EXTRACT:
>> start

But Lucas said she does like the bus drivers.

“They are all always nice,” Lucas said. “You can wave them down and they’ll stop for you even if you are not at the corner.”

Gary Krapf, president of Krapf’s Coaches Inc. of West Whiteland, said the family-run transportation company took over the A bus in 1992 as a private route.

All of its funding comes through the fare box, Krapf said.

“It’s a stretch,” Krapf said.

It is not subsidized like SEPTA, which gets up to 70 percent of its operating costs from the state government, Krapf noted.

“They are operating on your tax dollar,” Krapf said.

And Krapf should know. It operates four lines in Chester County for SEPTA, two others for Transportation Management Association of Chester County and several corporate shuttles.

Subsidized or not, when the bus is late or breaks down, it aggravates customers.

Chris Cummins of Coatesville is so tired of the Krapf A bus problems that he has started a petition.

So far he has 30 signatures, he said.

“It happens all the time,” Cummins said. “Then they put us on school buses but when you’re standing, there is nothing to hold on to. When the bus stops, people fall forward. It’s not safe.”

>> end

Stored items from a collection
>> start

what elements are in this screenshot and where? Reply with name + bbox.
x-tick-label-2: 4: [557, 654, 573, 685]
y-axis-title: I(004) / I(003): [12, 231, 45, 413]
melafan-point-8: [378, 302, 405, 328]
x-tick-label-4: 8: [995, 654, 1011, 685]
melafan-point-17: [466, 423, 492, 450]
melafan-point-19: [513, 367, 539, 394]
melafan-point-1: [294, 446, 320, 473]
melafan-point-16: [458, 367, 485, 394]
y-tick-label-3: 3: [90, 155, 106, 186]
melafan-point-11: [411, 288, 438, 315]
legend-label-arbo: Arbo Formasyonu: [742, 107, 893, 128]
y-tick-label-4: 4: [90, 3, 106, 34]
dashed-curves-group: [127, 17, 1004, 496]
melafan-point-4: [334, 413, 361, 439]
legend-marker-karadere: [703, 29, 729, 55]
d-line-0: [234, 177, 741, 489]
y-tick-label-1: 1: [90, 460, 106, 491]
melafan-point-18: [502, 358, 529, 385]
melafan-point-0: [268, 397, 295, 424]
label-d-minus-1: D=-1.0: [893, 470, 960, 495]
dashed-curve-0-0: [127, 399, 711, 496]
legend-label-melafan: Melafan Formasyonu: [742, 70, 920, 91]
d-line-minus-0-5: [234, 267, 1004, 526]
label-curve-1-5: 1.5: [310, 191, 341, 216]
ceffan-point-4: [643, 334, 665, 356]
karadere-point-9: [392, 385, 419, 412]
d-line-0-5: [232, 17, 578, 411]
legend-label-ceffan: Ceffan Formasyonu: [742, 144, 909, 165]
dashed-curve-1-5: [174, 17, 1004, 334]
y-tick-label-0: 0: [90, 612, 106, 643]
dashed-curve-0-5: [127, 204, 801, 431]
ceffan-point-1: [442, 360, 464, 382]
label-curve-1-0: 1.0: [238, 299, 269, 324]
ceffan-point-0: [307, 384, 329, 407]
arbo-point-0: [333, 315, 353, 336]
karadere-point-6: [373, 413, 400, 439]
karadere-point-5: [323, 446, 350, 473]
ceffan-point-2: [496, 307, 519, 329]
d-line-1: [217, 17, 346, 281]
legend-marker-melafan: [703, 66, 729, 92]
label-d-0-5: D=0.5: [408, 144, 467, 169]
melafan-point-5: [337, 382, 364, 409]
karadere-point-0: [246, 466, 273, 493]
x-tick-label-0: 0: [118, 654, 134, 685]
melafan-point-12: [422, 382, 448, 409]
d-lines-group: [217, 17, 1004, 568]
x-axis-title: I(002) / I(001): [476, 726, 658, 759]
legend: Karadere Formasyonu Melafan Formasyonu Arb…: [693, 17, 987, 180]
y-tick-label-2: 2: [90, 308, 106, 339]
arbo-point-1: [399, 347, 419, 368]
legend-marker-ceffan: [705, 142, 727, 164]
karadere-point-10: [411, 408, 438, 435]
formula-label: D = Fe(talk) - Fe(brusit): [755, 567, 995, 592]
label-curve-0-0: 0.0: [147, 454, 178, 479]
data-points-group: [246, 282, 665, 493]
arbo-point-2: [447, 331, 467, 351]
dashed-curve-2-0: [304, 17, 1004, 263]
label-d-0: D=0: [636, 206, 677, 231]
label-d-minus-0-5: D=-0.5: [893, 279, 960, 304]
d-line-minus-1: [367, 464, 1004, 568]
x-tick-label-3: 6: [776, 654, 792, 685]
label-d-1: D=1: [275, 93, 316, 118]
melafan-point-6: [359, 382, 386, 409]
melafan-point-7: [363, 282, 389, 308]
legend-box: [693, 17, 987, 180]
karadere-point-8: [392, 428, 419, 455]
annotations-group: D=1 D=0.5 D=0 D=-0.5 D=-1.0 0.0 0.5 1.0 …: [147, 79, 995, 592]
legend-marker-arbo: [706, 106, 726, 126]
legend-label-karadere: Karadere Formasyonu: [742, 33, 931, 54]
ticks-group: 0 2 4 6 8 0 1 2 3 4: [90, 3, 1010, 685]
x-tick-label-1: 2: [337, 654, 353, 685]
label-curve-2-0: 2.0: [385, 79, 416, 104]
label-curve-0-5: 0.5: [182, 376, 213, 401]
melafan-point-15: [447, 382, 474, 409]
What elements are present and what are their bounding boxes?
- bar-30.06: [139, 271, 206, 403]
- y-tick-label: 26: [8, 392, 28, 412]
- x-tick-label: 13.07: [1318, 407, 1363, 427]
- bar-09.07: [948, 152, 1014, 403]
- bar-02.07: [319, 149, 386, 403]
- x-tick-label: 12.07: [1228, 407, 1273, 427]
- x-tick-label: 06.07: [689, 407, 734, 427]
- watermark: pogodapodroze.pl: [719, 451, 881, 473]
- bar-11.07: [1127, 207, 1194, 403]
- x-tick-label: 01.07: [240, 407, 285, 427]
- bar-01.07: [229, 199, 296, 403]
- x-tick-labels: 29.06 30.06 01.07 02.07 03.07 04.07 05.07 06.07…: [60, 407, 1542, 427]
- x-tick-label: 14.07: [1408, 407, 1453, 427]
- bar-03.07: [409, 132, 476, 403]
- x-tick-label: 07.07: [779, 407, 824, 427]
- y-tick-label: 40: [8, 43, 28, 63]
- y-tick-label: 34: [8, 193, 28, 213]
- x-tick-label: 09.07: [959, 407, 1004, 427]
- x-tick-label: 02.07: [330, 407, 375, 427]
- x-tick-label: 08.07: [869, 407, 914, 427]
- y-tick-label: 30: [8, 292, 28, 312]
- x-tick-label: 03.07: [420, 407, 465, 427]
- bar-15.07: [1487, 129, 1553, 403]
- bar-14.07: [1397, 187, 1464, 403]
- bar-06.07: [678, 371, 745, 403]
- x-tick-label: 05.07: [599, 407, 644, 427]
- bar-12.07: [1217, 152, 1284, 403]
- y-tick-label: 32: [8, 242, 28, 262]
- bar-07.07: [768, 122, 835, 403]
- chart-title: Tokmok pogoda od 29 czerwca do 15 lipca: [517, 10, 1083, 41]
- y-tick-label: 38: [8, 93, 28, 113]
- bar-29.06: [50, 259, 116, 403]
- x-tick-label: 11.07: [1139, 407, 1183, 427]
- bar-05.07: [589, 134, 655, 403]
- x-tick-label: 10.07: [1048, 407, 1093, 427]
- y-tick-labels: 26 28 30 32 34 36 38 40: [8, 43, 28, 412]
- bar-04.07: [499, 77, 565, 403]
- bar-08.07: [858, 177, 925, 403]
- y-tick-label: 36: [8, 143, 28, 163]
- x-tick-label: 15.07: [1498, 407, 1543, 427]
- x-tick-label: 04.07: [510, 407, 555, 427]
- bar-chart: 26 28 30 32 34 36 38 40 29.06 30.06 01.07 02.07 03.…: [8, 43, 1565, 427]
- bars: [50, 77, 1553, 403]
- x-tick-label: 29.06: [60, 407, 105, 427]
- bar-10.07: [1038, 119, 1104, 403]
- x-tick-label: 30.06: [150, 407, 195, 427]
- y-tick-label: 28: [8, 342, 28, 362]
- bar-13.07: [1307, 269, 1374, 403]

>> end

ACTIONS TO TAKE:
1. Name every person the bus article identifies by name.
2. Write out the rows, everything from the start of the rows down to the line containing "arbo-point-0: [333, 315, 353, 336]", with both ends included.
The rows have no connection to the bus article.

ANSWERS FOR THE EXERCISE:
1. Lucas, Gary Krapf, Chris Cummins

2.
what elements are in this screenshot and where? Reply with name + bbox.
x-tick-label-2: 4: [557, 654, 573, 685]
y-axis-title: I(004) / I(003): [12, 231, 45, 413]
melafan-point-8: [378, 302, 405, 328]
x-tick-label-4: 8: [995, 654, 1011, 685]
melafan-point-17: [466, 423, 492, 450]
melafan-point-19: [513, 367, 539, 394]
melafan-point-1: [294, 446, 320, 473]
melafan-point-16: [458, 367, 485, 394]
y-tick-label-3: 3: [90, 155, 106, 186]
melafan-point-11: [411, 288, 438, 315]
legend-label-arbo: Arbo Formasyonu: [742, 107, 893, 128]
y-tick-label-4: 4: [90, 3, 106, 34]
dashed-curves-group: [127, 17, 1004, 496]
melafan-point-4: [334, 413, 361, 439]
legend-marker-karadere: [703, 29, 729, 55]
d-line-0: [234, 177, 741, 489]
y-tick-label-1: 1: [90, 460, 106, 491]
melafan-point-18: [502, 358, 529, 385]
melafan-point-0: [268, 397, 295, 424]
label-d-minus-1: D=-1.0: [893, 470, 960, 495]
dashed-curve-0-0: [127, 399, 711, 496]
legend-label-melafan: Melafan Formasyonu: [742, 70, 920, 91]
d-line-minus-0-5: [234, 267, 1004, 526]
label-curve-1-5: 1.5: [310, 191, 341, 216]
ceffan-point-4: [643, 334, 665, 356]
karadere-point-9: [392, 385, 419, 412]
d-line-0-5: [232, 17, 578, 411]
legend-label-ceffan: Ceffan Formasyonu: [742, 144, 909, 165]
dashed-curve-1-5: [174, 17, 1004, 334]
y-tick-label-0: 0: [90, 612, 106, 643]
dashed-curve-0-5: [127, 204, 801, 431]
ceffan-point-1: [442, 360, 464, 382]
label-curve-1-0: 1.0: [238, 299, 269, 324]
ceffan-point-0: [307, 384, 329, 407]
arbo-point-0: [333, 315, 353, 336]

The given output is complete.